What the task asks: Repeat the listing in full, preserving every character.

--

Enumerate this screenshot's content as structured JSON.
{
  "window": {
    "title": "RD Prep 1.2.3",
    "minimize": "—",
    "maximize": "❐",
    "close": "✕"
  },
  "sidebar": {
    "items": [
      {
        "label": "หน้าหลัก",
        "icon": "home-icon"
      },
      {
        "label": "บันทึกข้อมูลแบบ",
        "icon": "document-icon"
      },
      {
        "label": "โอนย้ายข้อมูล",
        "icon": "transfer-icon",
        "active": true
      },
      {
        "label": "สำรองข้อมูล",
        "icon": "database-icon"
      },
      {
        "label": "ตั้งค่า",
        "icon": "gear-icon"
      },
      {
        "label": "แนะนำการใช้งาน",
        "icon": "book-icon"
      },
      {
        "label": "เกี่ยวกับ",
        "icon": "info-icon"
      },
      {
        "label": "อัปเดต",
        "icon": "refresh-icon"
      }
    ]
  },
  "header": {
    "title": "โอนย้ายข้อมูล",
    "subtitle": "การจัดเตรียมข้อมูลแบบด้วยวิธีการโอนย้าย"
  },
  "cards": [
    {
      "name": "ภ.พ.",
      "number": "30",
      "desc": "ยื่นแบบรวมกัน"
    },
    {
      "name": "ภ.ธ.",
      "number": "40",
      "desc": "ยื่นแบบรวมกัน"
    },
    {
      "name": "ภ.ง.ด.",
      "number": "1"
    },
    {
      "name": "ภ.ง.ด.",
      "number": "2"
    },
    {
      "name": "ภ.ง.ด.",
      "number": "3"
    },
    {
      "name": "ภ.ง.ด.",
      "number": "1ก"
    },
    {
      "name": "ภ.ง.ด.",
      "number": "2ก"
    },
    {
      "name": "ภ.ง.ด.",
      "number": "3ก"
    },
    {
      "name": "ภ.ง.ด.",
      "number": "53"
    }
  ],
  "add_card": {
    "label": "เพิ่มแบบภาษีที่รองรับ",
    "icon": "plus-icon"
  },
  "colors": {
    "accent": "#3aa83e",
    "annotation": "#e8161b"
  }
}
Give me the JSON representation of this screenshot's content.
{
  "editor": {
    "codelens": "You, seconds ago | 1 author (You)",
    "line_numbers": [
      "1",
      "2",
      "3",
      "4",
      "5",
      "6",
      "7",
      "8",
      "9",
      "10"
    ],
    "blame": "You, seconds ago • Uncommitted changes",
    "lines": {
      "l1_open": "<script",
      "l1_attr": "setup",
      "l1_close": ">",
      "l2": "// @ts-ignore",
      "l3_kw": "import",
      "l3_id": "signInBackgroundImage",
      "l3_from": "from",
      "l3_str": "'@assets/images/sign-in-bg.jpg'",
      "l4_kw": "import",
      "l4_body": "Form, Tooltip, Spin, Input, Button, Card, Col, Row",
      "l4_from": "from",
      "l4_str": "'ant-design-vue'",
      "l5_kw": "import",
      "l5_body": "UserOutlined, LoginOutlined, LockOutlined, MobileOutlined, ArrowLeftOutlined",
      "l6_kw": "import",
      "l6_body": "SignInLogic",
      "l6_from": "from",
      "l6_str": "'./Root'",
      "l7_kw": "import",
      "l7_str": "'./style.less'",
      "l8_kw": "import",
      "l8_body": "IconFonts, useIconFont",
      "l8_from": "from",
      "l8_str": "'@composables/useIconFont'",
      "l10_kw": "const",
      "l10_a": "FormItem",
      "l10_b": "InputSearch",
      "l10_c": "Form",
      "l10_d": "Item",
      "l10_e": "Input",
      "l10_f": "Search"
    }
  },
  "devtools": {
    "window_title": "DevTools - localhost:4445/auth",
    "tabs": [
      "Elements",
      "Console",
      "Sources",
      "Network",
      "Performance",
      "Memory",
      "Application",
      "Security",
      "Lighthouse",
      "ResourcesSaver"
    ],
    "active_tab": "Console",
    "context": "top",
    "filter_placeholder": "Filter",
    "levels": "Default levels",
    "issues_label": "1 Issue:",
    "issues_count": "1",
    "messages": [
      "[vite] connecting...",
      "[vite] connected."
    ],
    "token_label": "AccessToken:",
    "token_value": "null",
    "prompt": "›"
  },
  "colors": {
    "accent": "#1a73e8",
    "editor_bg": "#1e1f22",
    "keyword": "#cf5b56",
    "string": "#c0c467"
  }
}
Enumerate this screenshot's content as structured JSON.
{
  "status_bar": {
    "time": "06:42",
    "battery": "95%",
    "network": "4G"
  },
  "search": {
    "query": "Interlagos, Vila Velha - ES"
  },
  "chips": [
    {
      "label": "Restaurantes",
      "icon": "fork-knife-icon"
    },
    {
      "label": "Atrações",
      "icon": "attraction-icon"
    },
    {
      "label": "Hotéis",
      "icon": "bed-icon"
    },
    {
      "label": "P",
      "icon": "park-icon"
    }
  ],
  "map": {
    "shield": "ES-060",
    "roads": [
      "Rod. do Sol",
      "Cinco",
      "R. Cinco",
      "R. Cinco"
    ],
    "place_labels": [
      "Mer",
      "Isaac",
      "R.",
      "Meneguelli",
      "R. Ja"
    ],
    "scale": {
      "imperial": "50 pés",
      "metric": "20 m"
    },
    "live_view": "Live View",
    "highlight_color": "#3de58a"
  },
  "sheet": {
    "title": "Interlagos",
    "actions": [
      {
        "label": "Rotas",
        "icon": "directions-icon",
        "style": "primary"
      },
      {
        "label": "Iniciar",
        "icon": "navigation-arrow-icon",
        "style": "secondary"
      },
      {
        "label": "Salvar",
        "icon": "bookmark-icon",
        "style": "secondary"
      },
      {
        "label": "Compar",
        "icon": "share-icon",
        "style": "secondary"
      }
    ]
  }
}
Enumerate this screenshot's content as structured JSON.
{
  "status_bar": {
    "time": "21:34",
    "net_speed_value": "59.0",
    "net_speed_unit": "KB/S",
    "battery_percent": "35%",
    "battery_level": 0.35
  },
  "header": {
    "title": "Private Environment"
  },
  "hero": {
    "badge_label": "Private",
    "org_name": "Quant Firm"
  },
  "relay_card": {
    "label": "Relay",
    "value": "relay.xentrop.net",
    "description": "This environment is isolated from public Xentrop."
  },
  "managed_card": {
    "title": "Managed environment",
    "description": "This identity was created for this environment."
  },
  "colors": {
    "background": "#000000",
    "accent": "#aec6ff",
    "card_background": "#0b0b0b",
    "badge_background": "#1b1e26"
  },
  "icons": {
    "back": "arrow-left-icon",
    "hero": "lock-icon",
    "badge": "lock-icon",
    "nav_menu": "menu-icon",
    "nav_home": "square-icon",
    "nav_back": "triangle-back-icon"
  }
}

--

Solution:
Enumerate this screenshot's content as structured JSON.
{
  "window": {
    "title": "RD Prep 1.2.3",
    "minimize": "—",
    "maximize": "❐",
    "close": "✕"
  },
  "sidebar": {
    "items": [
      {
        "label": "หน้าหลัก",
        "icon": "home-icon"
      },
      {
        "label": "บันทึกข้อมูลแบบ",
        "icon": "document-icon"
      },
      {
        "label": "โอนย้ายข้อมูล",
        "icon": "transfer-icon",
        "active": true
      },
      {
        "label": "สำรองข้อมูล",
        "icon": "database-icon"
      },
      {
        "label": "ตั้งค่า",
        "icon": "gear-icon"
      },
      {
        "label": "แนะนำการใช้งาน",
        "icon": "book-icon"
      },
      {
        "label": "เกี่ยวกับ",
        "icon": "info-icon"
      },
      {
        "label": "อัปเดต",
        "icon": "refresh-icon"
      }
    ]
  },
  "header": {
    "title": "โอนย้ายข้อมูล",
    "subtitle": "การจัดเตรียมข้อมูลแบบด้วยวิธีการโอนย้าย"
  },
  "cards": [
    {
      "name": "ภ.พ.",
      "number": "30",
      "desc": "ยื่นแบบรวมกัน"
    },
    {
      "name": "ภ.ธ.",
      "number": "40",
      "desc": "ยื่นแบบรวมกัน"
    },
    {
      "name": "ภ.ง.ด.",
      "number": "1"
    },
    {
      "name": "ภ.ง.ด.",
      "number": "2"
    },
    {
      "name": "ภ.ง.ด.",
      "number": "3"
    },
    {
      "name": "ภ.ง.ด.",
      "number": "1ก"
    },
    {
      "name": "ภ.ง.ด.",
      "number": "2ก"
    },
    {
      "name": "ภ.ง.ด.",
      "number": "3ก"
    },
    {
      "name": "ภ.ง.ด.",
      "number": "53"
    }
  ],
  "add_card": {
    "label": "เพิ่มแบบภาษีที่รองรับ",
    "icon": "plus-icon"
  },
  "colors": {
    "accent": "#3aa83e",
    "annotation": "#e8161b"
  }
}
Give me the JSON representation of this screenshot's content.
{
  "editor": {
    "codelens": "You, seconds ago | 1 author (You)",
    "line_numbers": [
      "1",
      "2",
      "3",
      "4",
      "5",
      "6",
      "7",
      "8",
      "9",
      "10"
    ],
    "blame": "You, seconds ago • Uncommitted changes",
    "lines": {
      "l1_open": "<script",
      "l1_attr": "setup",
      "l1_close": ">",
      "l2": "// @ts-ignore",
      "l3_kw": "import",
      "l3_id": "signInBackgroundImage",
      "l3_from": "from",
      "l3_str": "'@assets/images/sign-in-bg.jpg'",
      "l4_kw": "import",
      "l4_body": "Form, Tooltip, Spin, Input, Button, Card, Col, Row",
      "l4_from": "from",
      "l4_str": "'ant-design-vue'",
      "l5_kw": "import",
      "l5_body": "UserOutlined, LoginOutlined, LockOutlined, MobileOutlined, ArrowLeftOutlined",
      "l6_kw": "import",
      "l6_body": "SignInLogic",
      "l6_from": "from",
      "l6_str": "'./Root'",
      "l7_kw": "import",
      "l7_str": "'./style.less'",
      "l8_kw": "import",
      "l8_body": "IconFonts, useIconFont",
      "l8_from": "from",
      "l8_str": "'@composables/useIconFont'",
      "l10_kw": "const",
      "l10_a": "FormItem",
      "l10_b": "InputSearch",
      "l10_c": "Form",
      "l10_d": "Item",
      "l10_e": "Input",
      "l10_f": "Search"
    }
  },
  "devtools": {
    "window_title": "DevTools - localhost:4445/auth",
    "tabs": [
      "Elements",
      "Console",
      "Sources",
      "Network",
      "Performance",
      "Memory",
      "Application",
      "Security",
      "Lighthouse",
      "ResourcesSaver"
    ],
    "active_tab": "Console",
    "context": "top",
    "filter_placeholder": "Filter",
    "levels": "Default levels",
    "issues_label": "1 Issue:",
    "issues_count": "1",
    "messages": [
      "[vite] connecting...",
      "[vite] connected."
    ],
    "token_label": "AccessToken:",
    "token_value": "null",
    "prompt": "›"
  },
  "colors": {
    "accent": "#1a73e8",
    "editor_bg": "#1e1f22",
    "keyword": "#cf5b56",
    "string": "#c0c467"
  }
}
Enumerate this screenshot's content as structured JSON.
{
  "status_bar": {
    "time": "06:42",
    "battery": "95%",
    "network": "4G"
  },
  "search": {
    "query": "Interlagos, Vila Velha - ES"
  },
  "chips": [
    {
      "label": "Restaurantes",
      "icon": "fork-knife-icon"
    },
    {
      "label": "Atrações",
      "icon": "attraction-icon"
    },
    {
      "label": "Hotéis",
      "icon": "bed-icon"
    },
    {
      "label": "P",
      "icon": "park-icon"
    }
  ],
  "map": {
    "shield": "ES-060",
    "roads": [
      "Rod. do Sol",
      "Cinco",
      "R. Cinco",
      "R. Cinco"
    ],
    "place_labels": [
      "Mer",
      "Isaac",
      "R.",
      "Meneguelli",
      "R. Ja"
    ],
    "scale": {
      "imperial": "50 pés",
      "metric": "20 m"
    },
    "live_view": "Live View",
    "highlight_color": "#3de58a"
  },
  "sheet": {
    "title": "Interlagos",
    "actions": [
      {
        "label": "Rotas",
        "icon": "directions-icon",
        "style": "primary"
      },
      {
        "label": "Iniciar",
        "icon": "navigation-arrow-icon",
        "style": "secondary"
      },
      {
        "label": "Salvar",
        "icon": "bookmark-icon",
        "style": "secondary"
      },
      {
        "label": "Compar",
        "icon": "share-icon",
        "style": "secondary"
      }
    ]
  }
}
Enumerate this screenshot's content as structured JSON.
{
  "status_bar": {
    "time": "21:34",
    "net_speed_value": "59.0",
    "net_speed_unit": "KB/S",
    "battery_percent": "35%",
    "battery_level": 0.35
  },
  "header": {
    "title": "Private Environment"
  },
  "hero": {
    "badge_label": "Private",
    "org_name": "Quant Firm"
  },
  "relay_card": {
    "label": "Relay",
    "value": "relay.xentrop.net",
    "description": "This environment is isolated from public Xentrop."
  },
  "managed_card": {
    "title": "Managed environment",
    "description": "This identity was created for this environment."
  },
  "colors": {
    "background": "#000000",
    "accent": "#aec6ff",
    "card_background": "#0b0b0b",
    "badge_background": "#1b1e26"
  },
  "icons": {
    "back": "arrow-left-icon",
    "hero": "lock-icon",
    "badge": "lock-icon",
    "nav_menu": "menu-icon",
    "nav_home": "square-icon",
    "nav_back": "triangle-back-icon"
  }
}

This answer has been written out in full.